Reproduce the entire listing word for word.

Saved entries
*****

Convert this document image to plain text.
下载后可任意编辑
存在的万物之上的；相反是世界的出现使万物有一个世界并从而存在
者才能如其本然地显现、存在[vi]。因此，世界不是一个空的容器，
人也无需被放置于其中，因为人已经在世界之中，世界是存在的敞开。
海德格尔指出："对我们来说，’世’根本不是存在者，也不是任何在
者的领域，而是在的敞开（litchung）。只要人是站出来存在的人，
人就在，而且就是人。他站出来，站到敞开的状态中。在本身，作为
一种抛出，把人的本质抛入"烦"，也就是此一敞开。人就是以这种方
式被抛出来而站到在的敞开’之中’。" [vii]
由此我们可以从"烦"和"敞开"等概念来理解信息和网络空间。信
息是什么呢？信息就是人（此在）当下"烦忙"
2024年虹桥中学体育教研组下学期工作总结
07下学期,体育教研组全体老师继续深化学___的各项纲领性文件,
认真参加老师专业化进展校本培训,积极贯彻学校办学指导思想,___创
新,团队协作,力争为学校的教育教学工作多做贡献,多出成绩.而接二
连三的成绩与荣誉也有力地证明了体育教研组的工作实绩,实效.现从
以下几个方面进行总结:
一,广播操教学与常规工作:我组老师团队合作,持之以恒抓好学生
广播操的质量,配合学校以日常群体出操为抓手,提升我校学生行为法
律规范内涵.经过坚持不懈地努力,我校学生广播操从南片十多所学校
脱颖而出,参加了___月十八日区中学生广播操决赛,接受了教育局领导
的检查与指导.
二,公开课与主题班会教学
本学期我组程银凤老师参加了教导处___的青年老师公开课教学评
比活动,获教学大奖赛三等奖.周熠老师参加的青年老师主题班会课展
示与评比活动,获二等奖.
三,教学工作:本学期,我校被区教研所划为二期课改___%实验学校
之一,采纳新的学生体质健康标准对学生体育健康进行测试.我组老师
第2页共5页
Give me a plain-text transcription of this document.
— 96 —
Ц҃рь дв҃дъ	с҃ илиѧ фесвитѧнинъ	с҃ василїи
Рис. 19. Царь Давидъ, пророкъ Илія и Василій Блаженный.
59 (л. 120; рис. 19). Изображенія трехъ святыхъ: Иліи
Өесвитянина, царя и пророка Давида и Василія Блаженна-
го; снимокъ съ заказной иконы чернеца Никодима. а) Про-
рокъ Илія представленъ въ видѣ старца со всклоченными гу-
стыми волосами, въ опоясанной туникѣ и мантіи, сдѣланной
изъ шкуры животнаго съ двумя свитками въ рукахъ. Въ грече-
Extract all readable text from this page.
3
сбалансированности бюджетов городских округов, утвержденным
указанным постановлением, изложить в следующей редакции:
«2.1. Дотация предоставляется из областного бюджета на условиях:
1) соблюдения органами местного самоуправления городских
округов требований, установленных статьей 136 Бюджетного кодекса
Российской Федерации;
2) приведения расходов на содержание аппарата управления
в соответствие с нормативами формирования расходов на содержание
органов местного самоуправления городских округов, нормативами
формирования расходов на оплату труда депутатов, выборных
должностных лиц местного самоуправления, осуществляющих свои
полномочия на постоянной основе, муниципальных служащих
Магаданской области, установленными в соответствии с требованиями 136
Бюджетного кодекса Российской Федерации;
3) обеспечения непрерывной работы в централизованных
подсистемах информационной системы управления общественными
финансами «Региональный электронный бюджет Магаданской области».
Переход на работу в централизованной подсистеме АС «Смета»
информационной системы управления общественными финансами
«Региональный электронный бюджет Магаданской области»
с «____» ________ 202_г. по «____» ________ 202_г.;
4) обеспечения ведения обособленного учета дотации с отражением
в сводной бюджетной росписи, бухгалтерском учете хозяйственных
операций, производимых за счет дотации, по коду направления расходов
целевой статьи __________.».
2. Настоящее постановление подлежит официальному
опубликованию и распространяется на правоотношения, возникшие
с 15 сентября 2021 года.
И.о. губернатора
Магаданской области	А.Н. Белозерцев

*****

= Correct output =
Convert this document image to plain text.
下载后可任意编辑
存在的万物之上的；相反是世界的出现使万物有一个世界并从而存在
者才能如其本然地显现、存在[vi]。因此，世界不是一个空的容器，
人也无需被放置于其中，因为人已经在世界之中，世界是存在的敞开。
海德格尔指出："对我们来说，’世’根本不是存在者，也不是任何在
者的领域，而是在的敞开（litchung）。只要人是站出来存在的人，
人就在，而且就是人。他站出来，站到敞开的状态中。在本身，作为
一种抛出，把人的本质抛入"烦"，也就是此一敞开。人就是以这种方
式被抛出来而站到在的敞开’之中’。" [vii]
由此我们可以从"烦"和"敞开"等概念来理解信息和网络空间。信
息是什么呢？信息就是人（此在）当下"烦忙"
2024年虹桥中学体育教研组下学期工作总结
07下学期,体育教研组全体老师继续深化学___的各项纲领性文件,
认真参加老师专业化进展校本培训,积极贯彻学校办学指导思想,___创
新,团队协作,力争为学校的教育教学工作多做贡献,多出成绩.而接二
连三的成绩与荣誉也有力地证明了体育教研组的工作实绩,实效.现从
以下几个方面进行总结:
一,广播操教学与常规工作:我组老师团队合作,持之以恒抓好学生
广播操的质量,配合学校以日常群体出操为抓手,提升我校学生行为法
律规范内涵.经过坚持不懈地努力,我校学生广播操从南片十多所学校
脱颖而出,参加了___月十八日区中学生广播操决赛,接受了教育局领导
的检查与指导.
二,公开课与主题班会教学
本学期我组程银凤老师参加了教导处___的青年老师公开课教学评
比活动,获教学大奖赛三等奖.周熠老师参加的青年老师主题班会课展
示与评比活动,获二等奖.
三,教学工作:本学期,我校被区教研所划为二期课改___%实验学校
之一,采纳新的学生体质健康标准对学生体育健康进行测试.我组老师
第2页共5页
Give me a plain-text transcription of this document.
— 96 —
Ц҃рь дв҃дъ	с҃ илиѧ фесвитѧнинъ	с҃ василїи
Рис. 19. Царь Давидъ, пророкъ Илія и Василій Блаженный.
59 (л. 120; рис. 19). Изображенія трехъ святыхъ: Иліи
Өесвитянина, царя и пророка Давида и Василія Блаженна-
го; снимокъ съ заказной иконы чернеца Никодима. а) Про-
рокъ Илія представленъ въ видѣ старца со всклоченными гу-
стыми волосами, въ опоясанной туникѣ и мантіи, сдѣланной
изъ шкуры животнаго съ двумя свитками въ рукахъ. Въ грече-
Extract all readable text from this page.
3
сбалансированности бюджетов городских округов, утвержденным
указанным постановлением, изложить в следующей редакции:
«2.1. Дотация предоставляется из областного бюджета на условиях:
1) соблюдения органами местного самоуправления городских
округов требований, установленных статьей 136 Бюджетного кодекса
Российской Федерации;
2) приведения расходов на содержание аппарата управления
в соответствие с нормативами формирования расходов на содержание
органов местного самоуправления городских округов, нормативами
формирования расходов на оплату труда депутатов, выборных
должностных лиц местного самоуправления, осуществляющих свои
полномочия на постоянной основе, муниципальных служащих
Магаданской области, установленными в соответствии с требованиями 136
Бюджетного кодекса Российской Федерации;
3) обеспечения непрерывной работы в централизованных
подсистемах информационной системы управления общественными
финансами «Региональный электронный бюджет Магаданской области».
Переход на работу в централизованной подсистеме АС «Смета»
информационной системы управления общественными финансами
«Региональный электронный бюджет Магаданской области»
с «____» ________ 202_г. по «____» ________ 202_г.;
4) обеспечения ведения обособленного учета дотации с отражением
в сводной бюджетной росписи, бухгалтерском учете хозяйственных
операций, производимых за счет дотации, по коду направления расходов
целевой статьи __________.».
2. Настоящее постановление подлежит официальному
опубликованию и распространяется на правоотношения, возникшие
с 15 сентября 2021 года.
И.о. губернатора
Магаданской области	А.Н. Белозерцев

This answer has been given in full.